La mobilisation contre le service communautaire ne faiblit pas. Même s’il n’est pas obligatoire, les associations poussent les CPAS à exprimer clairement leur opposition et à le boycotter. Un geste purement symbolique? Ou une indispensable réaction politique? Et avec quels résultats?
La généralisation du PIIS (Projet individualisé d’intégration sociale) a été, avec la levée du secret professionnel, l’une des mesures les plus controversées prises par le gouvernement dans sa politique des CPAS. La contestation porte surtout sur le service communautaire, cette faculté laissée aux CPAS d’engager un allocataire pour prester un travail bénévole auprès d’une association ou d’une institution dans le cadre de son PIIS. La circulaire donne quelques exemples: intervention dans une maison de soins, participation à la garderie d’enfants, entretien d’un espace naturel… Les CPAS peuvent aussi utiliser le service communautaire pour leurs propres activités.

::::::::

**Travail à faire**
(A) Relevez tous les exemples de service communautaire que la circulaire donne selon le texte sur le service communautaire.
(B) Recopiez tel quel tout ce qui va du début des entrées jusqu'à la ligne contenant « 350, 602, 376] », celle-ci comprise.

**Entrées à traiter**
::::::::

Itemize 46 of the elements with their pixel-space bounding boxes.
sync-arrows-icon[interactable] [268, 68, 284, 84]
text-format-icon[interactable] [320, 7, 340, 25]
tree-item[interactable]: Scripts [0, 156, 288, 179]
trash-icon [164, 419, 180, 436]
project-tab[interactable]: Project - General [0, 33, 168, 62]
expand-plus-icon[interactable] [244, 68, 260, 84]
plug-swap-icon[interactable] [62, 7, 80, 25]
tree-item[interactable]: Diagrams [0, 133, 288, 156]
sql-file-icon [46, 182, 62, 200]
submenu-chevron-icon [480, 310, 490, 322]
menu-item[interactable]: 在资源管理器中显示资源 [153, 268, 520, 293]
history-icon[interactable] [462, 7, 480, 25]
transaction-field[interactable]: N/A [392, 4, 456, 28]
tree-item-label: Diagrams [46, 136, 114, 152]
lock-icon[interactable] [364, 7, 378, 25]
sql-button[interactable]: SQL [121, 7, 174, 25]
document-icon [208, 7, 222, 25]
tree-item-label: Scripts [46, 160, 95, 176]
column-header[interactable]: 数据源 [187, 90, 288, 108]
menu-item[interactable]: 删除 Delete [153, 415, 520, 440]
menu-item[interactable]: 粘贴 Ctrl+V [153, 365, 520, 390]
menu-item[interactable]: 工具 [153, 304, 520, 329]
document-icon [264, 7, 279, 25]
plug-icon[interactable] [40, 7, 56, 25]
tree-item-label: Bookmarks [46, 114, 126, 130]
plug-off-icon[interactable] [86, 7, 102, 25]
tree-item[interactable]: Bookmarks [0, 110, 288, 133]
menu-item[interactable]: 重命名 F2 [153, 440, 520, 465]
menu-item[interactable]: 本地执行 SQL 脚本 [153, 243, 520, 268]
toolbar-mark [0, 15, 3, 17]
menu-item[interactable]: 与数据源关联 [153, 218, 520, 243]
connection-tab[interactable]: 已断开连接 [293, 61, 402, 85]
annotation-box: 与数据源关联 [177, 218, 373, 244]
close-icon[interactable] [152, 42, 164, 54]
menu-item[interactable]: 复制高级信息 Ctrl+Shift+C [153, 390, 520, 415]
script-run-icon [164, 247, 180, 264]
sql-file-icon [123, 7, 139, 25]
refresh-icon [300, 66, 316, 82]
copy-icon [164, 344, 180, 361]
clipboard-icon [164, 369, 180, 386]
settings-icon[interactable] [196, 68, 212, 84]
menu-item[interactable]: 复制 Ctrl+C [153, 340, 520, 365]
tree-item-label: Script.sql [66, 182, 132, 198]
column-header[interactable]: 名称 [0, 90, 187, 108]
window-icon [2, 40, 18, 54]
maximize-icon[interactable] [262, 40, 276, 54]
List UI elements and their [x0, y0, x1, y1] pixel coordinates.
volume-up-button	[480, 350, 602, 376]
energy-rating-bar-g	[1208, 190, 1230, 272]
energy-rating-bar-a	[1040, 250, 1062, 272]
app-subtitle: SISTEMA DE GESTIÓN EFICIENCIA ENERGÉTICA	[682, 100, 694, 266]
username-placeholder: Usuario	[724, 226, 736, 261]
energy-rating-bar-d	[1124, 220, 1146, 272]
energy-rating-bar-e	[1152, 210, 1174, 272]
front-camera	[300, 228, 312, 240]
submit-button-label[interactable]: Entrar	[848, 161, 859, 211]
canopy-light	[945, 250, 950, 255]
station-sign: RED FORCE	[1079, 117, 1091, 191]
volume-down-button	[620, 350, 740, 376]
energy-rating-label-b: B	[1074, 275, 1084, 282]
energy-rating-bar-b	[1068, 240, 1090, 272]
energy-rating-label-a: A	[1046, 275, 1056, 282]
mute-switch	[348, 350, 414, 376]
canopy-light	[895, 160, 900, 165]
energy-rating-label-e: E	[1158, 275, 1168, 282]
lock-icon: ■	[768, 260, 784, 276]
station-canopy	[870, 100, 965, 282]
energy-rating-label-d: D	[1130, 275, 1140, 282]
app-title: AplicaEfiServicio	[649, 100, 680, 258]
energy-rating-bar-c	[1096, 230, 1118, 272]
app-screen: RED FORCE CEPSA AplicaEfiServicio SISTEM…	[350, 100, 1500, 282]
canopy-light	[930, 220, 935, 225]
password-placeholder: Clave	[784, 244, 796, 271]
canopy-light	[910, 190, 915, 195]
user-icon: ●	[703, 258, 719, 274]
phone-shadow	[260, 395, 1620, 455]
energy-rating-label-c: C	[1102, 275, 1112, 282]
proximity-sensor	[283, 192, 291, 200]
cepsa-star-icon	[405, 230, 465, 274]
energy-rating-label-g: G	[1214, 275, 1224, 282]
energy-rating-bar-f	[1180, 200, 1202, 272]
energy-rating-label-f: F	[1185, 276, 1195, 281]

::::::::

**Réponses par tâche**
(A)
- intervention dans une maison de soins
- participation à la garderie d'enfants
- entretien d'un espace naturel

(B)
Itemize 46 of the elements with their pixel-space bounding boxes.
sync-arrows-icon[interactable] [268, 68, 284, 84]
text-format-icon[interactable] [320, 7, 340, 25]
tree-item[interactable]: Scripts [0, 156, 288, 179]
trash-icon [164, 419, 180, 436]
project-tab[interactable]: Project - General [0, 33, 168, 62]
expand-plus-icon[interactable] [244, 68, 260, 84]
plug-swap-icon[interactable] [62, 7, 80, 25]
tree-item[interactable]: Diagrams [0, 133, 288, 156]
sql-file-icon [46, 182, 62, 200]
submenu-chevron-icon [480, 310, 490, 322]
menu-item[interactable]: 在资源管理器中显示资源 [153, 268, 520, 293]
history-icon[interactable] [462, 7, 480, 25]
transaction-field[interactable]: N/A [392, 4, 456, 28]
tree-item-label: Diagrams [46, 136, 114, 152]
lock-icon[interactable] [364, 7, 378, 25]
sql-button[interactable]: SQL [121, 7, 174, 25]
document-icon [208, 7, 222, 25]
tree-item-label: Scripts [46, 160, 95, 176]
column-header[interactable]: 数据源 [187, 90, 288, 108]
menu-item[interactable]: 删除 Delete [153, 415, 520, 440]
menu-item[interactable]: 粘贴 Ctrl+V [153, 365, 520, 390]
menu-item[interactable]: 工具 [153, 304, 520, 329]
document-icon [264, 7, 279, 25]
plug-icon[interactable] [40, 7, 56, 25]
tree-item-label: Bookmarks [46, 114, 126, 130]
plug-off-icon[interactable] [86, 7, 102, 25]
tree-item[interactable]: Bookmarks [0, 110, 288, 133]
menu-item[interactable]: 重命名 F2 [153, 440, 520, 465]
menu-item[interactable]: 本地执行 SQL 脚本 [153, 243, 520, 268]
toolbar-mark [0, 15, 3, 17]
menu-item[interactable]: 与数据源关联 [153, 218, 520, 243]
connection-tab[interactable]: 已断开连接 [293, 61, 402, 85]
annotation-box: 与数据源关联 [177, 218, 373, 244]
close-icon[interactable] [152, 42, 164, 54]
menu-item[interactable]: 复制高级信息 Ctrl+Shift+C [153, 390, 520, 415]
script-run-icon [164, 247, 180, 264]
sql-file-icon [123, 7, 139, 25]
refresh-icon [300, 66, 316, 82]
copy-icon [164, 344, 180, 361]
clipboard-icon [164, 369, 180, 386]
settings-icon[interactable] [196, 68, 212, 84]
menu-item[interactable]: 复制 Ctrl+C [153, 340, 520, 365]
tree-item-label: Script.sql [66, 182, 132, 198]
column-header[interactable]: 名称 [0, 90, 187, 108]
window-icon [2, 40, 18, 54]
maximize-icon[interactable] [262, 40, 276, 54]
List UI elements and their [x0, y0, x1, y1] pixel coordinates.
volume-up-button	[480, 350, 602, 376]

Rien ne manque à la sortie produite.